BEGIN
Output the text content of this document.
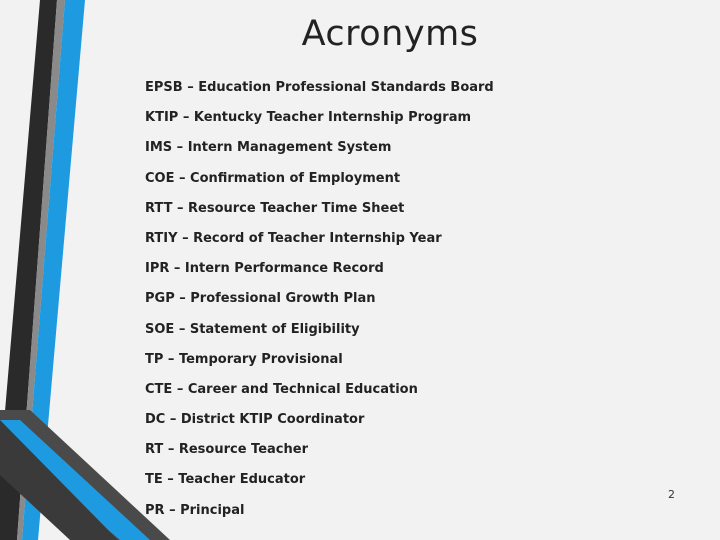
Acronyms
EPSB – Education Professional Standards Board
KTIP – Kentucky Teacher Internship Program
IMS – Intern Management System
COE – Confirmation of Employment
RTT – Resource Teacher Time Sheet
RTIY – Record of Teacher Internship Year
IPR – Intern Performance Record
PGP – Professional Growth Plan
SOE – Statement of Eligibility
TP – Temporary Provisional
CTE – Career and Technical Education
DC – District KTIP Coordinator
RT – Resource Teacher
TE – Teacher Educator
PR – Principal
2
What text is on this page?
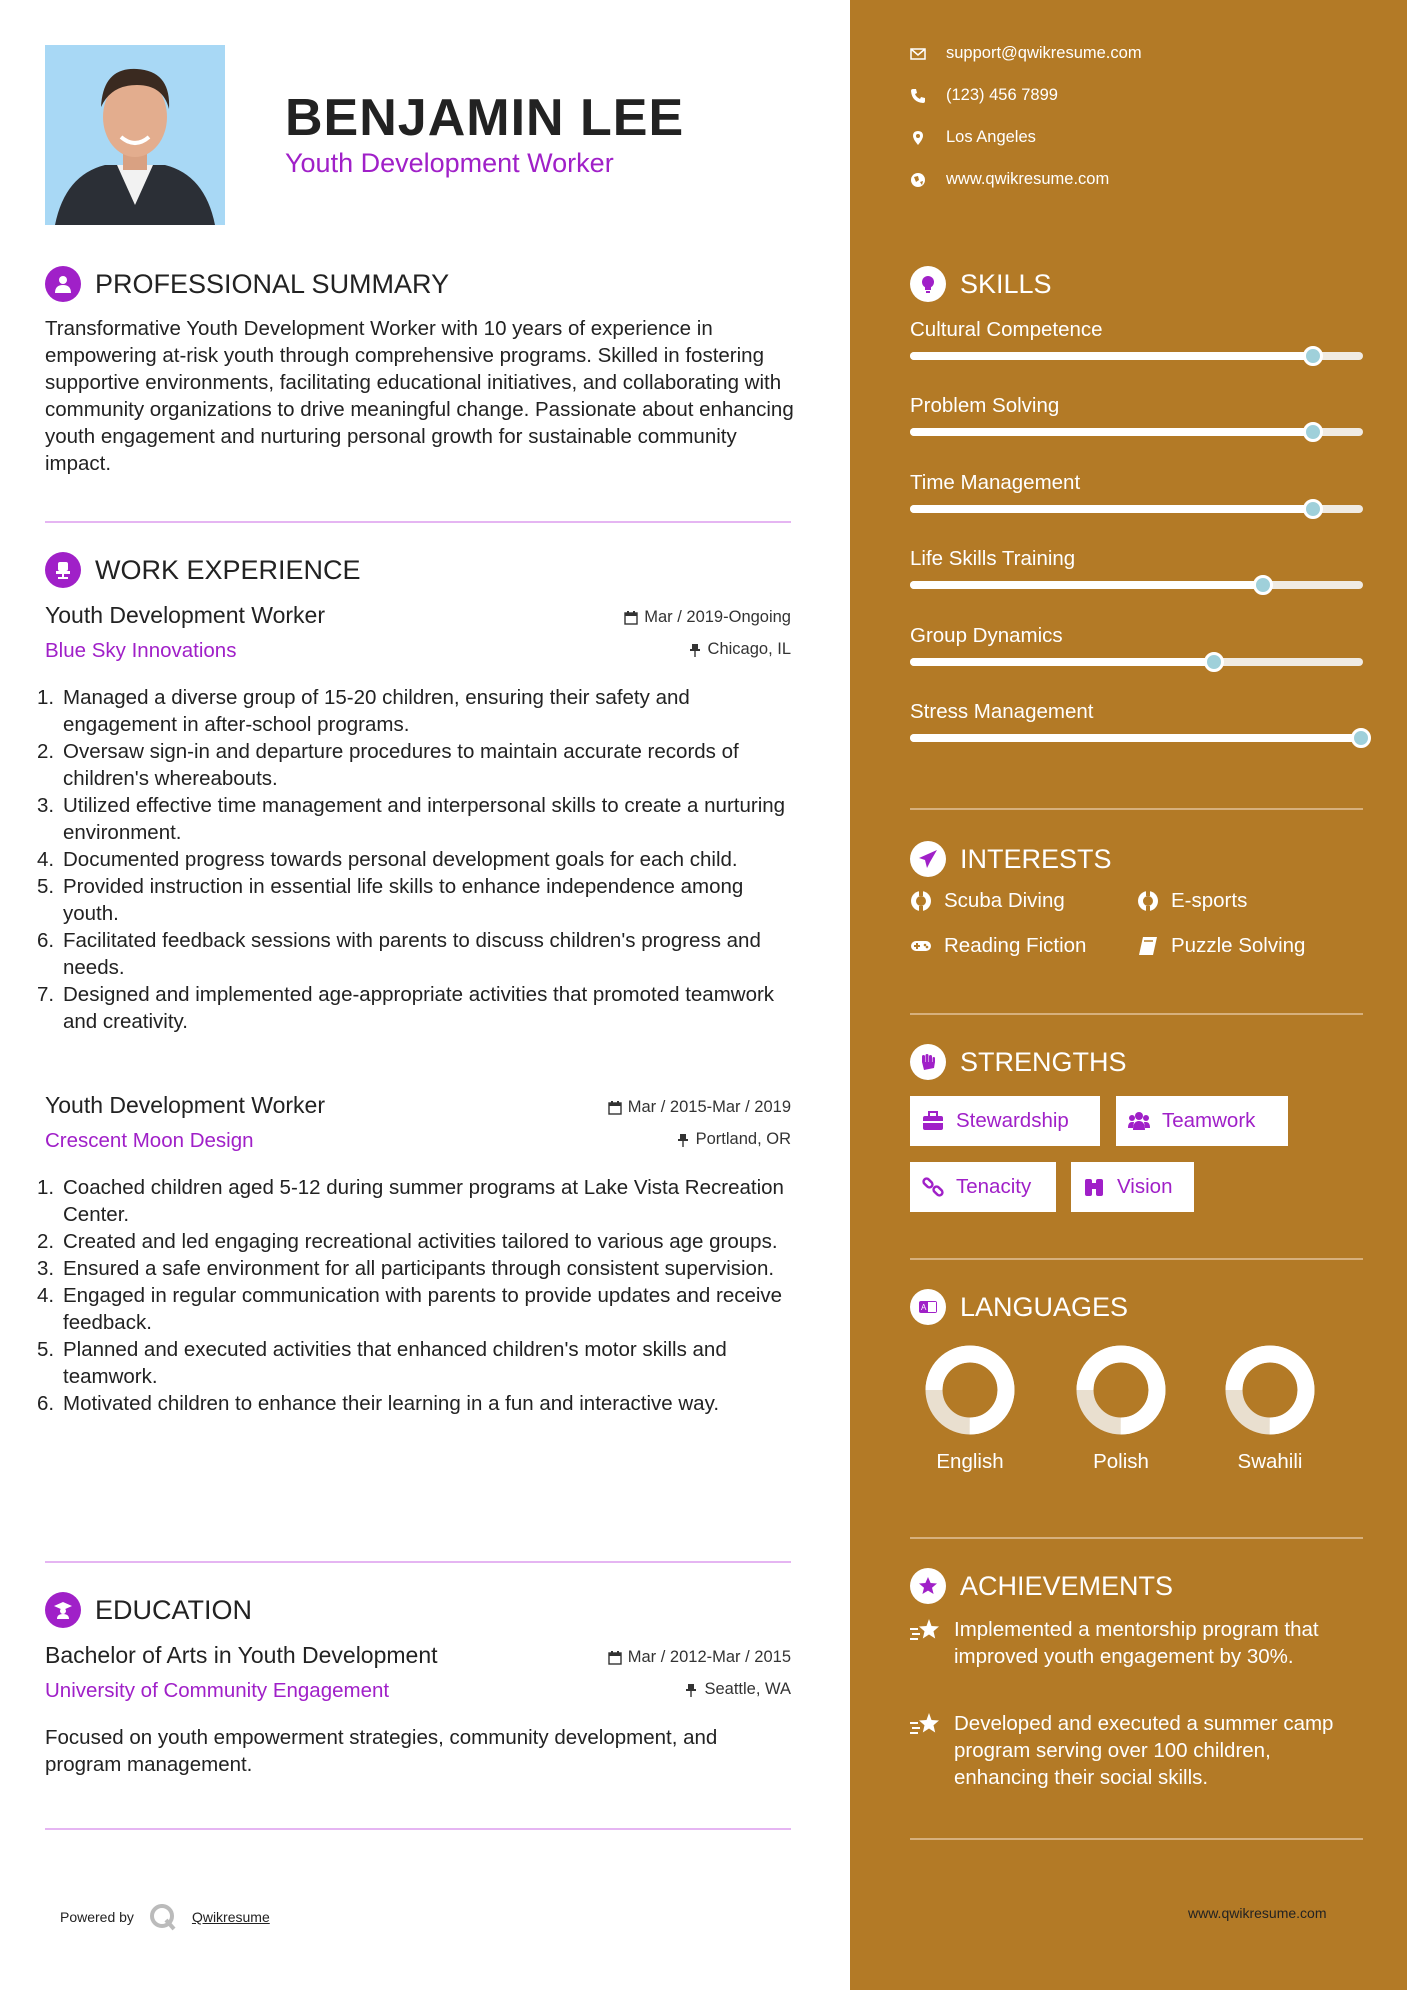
BENJAMIN LEE
Youth Development Worker
PROFESSIONAL SUMMARY
Transformative Youth Development Worker with 10 years of experience in empowering at-risk youth through comprehensive programs. Skilled in fostering supportive environments, facilitating educational initiatives, and collaborating with community organizations to drive meaningful change. Passionate about enhancing youth engagement and nurturing personal growth for sustainable community impact.
WORK EXPERIENCE
Youth Development Worker
Blue Sky Innovations
Mar / 2019-Ongoing
Chicago, IL
Managed a diverse group of 15-20 children, ensuring their safety and engagement in after-school programs.
Oversaw sign-in and departure procedures to maintain accurate records of children's whereabouts.
Utilized effective time management and interpersonal skills to create a nurturing environment.
Documented progress towards personal development goals for each child.
Provided instruction in essential life skills to enhance independence among youth.
Facilitated feedback sessions with parents to discuss children's progress and needs.
Designed and implemented age-appropriate activities that promoted teamwork and creativity.
Youth Development Worker
Crescent Moon Design
Mar / 2015-Mar / 2019
Portland, OR
Coached children aged 5-12 during summer programs at Lake Vista Recreation Center.
Created and led engaging recreational activities tailored to various age groups.
Ensured a safe environment for all participants through consistent supervision.
Engaged in regular communication with parents to provide updates and receive feedback.
Planned and executed activities that enhanced children's motor skills and teamwork.
Motivated children to enhance their learning in a fun and interactive way.
EDUCATION
Bachelor of Arts in Youth Development
University of Community Engagement
Mar / 2012-Mar / 2015
Seattle, WA
Focused on youth empowerment strategies, community development, and program management.
Powered by	Qwikresume
support@qwikresume.com
(123) 456 7899
Los Angeles
www.qwikresume.com
SKILLS
Cultural Competence
Problem Solving
Time Management
Life Skills Training
Group Dynamics
Stress Management
INTERESTS
Scuba Diving	E-sports
Reading Fiction	Puzzle Solving
STRENGTHS
Stewardship	Teamwork
Tenacity	Vision
A LANGUAGES
English	Polish	Swahili
ACHIEVEMENTS
Implemented a mentorship program that improved youth engagement by 30%.
Developed and executed a summer camp program serving over 100 children, enhancing their social skills.
www.qwikresume.com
END
> _DIRECTIVE_: Exactly reproduce each record, leaving out any pictures.

> _RESULT OF THIS EXERCISE_:
Output the text content of this document.
Acronyms
EPSB – Education Professional Standards Board
KTIP – Kentucky Teacher Internship Program
IMS – Intern Management System
COE – Confirmation of Employment
RTT – Resource Teacher Time Sheet
RTIY – Record of Teacher Internship Year
IPR – Intern Performance Record
PGP – Professional Growth Plan
SOE – Statement of Eligibility
TP – Temporary Provisional
CTE – Career and Technical Education
DC – District KTIP Coordinator
RT – Resource Teacher
TE – Teacher Educator
PR – Principal
2
What text is on this page?
BENJAMIN LEE
Youth Development Worker
PROFESSIONAL SUMMARY
Transformative Youth Development Worker with 10 years of experience in empowering at-risk youth through comprehensive programs. Skilled in fostering supportive environments, facilitating educational initiatives, and collaborating with community organizations to drive meaningful change. Passionate about enhancing youth engagement and nurturing personal growth for sustainable community impact.
WORK EXPERIENCE
Youth Development Worker
Blue Sky Innovations
Mar / 2019-Ongoing
Chicago, IL
Managed a diverse group of 15-20 children, ensuring their safety and engagement in after-school programs.
Oversaw sign-in and departure procedures to maintain accurate records of children's whereabouts.
Utilized effective time management and interpersonal skills to create a nurturing environment.
Documented progress towards personal development goals for each child.
Provided instruction in essential life skills to enhance independence among youth.
Facilitated feedback sessions with parents to discuss children's progress and needs.
Designed and implemented age-appropriate activities that promoted teamwork and creativity.
Youth Development Worker
Crescent Moon Design
Mar / 2015-Mar / 2019
Portland, OR
Coached children aged 5-12 during summer programs at Lake Vista Recreation Center.
Created and led engaging recreational activities tailored to various age groups.
Ensured a safe environment for all participants through consistent supervision.
Engaged in regular communication with parents to provide updates and receive feedback.
Planned and executed activities that enhanced children's motor skills and teamwork.
Motivated children to enhance their learning in a fun and interactive way.
EDUCATION
Bachelor of Arts in Youth Development
University of Community Engagement
Mar / 2012-Mar / 2015
Seattle, WA
Focused on youth empowerment strategies, community development, and program management.
Powered by	Qwikresume
support@qwikresume.com
(123) 456 7899
Los Angeles
www.qwikresume.com
SKILLS
Cultural Competence
Problem Solving
Time Management
Life Skills Training
Group Dynamics
Stress Management
INTERESTS
Scuba Diving	E-sports
Reading Fiction	Puzzle Solving
STRENGTHS
Stewardship	Teamwork
Tenacity	Vision
A LANGUAGES
English	Polish	Swahili
ACHIEVEMENTS
Implemented a mentorship program that improved youth engagement by 30%.
Developed and executed a summer camp program serving over 100 children, enhancing their social skills.
www.qwikresume.com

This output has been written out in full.